* Requirements: Return every line below in which "screenshot" appears.

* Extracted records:
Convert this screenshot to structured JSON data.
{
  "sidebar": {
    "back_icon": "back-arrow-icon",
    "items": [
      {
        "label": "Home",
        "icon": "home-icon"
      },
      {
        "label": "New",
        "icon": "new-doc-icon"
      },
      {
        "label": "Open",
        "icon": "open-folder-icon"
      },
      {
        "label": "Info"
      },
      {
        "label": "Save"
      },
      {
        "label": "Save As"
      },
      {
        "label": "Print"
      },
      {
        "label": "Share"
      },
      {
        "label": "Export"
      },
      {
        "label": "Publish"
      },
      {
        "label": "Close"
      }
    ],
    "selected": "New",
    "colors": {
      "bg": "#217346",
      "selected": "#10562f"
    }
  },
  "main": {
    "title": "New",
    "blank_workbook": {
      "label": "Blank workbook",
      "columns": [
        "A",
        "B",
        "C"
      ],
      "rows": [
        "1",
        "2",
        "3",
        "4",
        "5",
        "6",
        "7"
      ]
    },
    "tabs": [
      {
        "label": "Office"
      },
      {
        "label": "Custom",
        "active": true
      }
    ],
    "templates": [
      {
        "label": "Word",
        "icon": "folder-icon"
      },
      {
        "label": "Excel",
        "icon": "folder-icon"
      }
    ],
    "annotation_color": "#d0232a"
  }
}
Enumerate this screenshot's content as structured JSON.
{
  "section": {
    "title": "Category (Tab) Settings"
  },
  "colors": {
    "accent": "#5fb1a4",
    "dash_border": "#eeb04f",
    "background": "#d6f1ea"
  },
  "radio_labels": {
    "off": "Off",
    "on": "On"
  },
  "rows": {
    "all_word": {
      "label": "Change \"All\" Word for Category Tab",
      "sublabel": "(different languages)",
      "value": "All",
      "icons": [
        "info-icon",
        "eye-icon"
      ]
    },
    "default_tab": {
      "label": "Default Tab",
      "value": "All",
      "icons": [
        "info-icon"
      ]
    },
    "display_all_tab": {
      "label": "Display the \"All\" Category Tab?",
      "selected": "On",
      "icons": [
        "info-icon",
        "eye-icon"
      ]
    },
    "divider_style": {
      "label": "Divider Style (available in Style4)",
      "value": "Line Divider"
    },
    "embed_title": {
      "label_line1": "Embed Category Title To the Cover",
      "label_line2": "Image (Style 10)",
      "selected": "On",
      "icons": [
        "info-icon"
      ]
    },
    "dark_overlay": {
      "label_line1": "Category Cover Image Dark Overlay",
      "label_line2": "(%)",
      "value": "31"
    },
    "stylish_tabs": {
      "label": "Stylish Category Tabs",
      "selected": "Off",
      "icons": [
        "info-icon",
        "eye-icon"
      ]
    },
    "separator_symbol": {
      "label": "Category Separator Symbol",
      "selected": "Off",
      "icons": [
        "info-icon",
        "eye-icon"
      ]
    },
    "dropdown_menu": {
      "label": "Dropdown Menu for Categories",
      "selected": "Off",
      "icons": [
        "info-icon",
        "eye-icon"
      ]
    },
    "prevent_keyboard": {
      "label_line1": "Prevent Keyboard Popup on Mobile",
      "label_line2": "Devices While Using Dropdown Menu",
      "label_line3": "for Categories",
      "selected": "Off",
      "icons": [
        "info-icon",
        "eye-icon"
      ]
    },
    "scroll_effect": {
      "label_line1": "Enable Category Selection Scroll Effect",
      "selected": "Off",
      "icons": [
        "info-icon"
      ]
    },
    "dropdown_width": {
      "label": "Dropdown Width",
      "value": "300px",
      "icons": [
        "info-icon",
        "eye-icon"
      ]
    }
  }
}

* Result for this task:
Convert this screenshot to structured JSON data.
Enumerate this screenshot's content as structured JSON.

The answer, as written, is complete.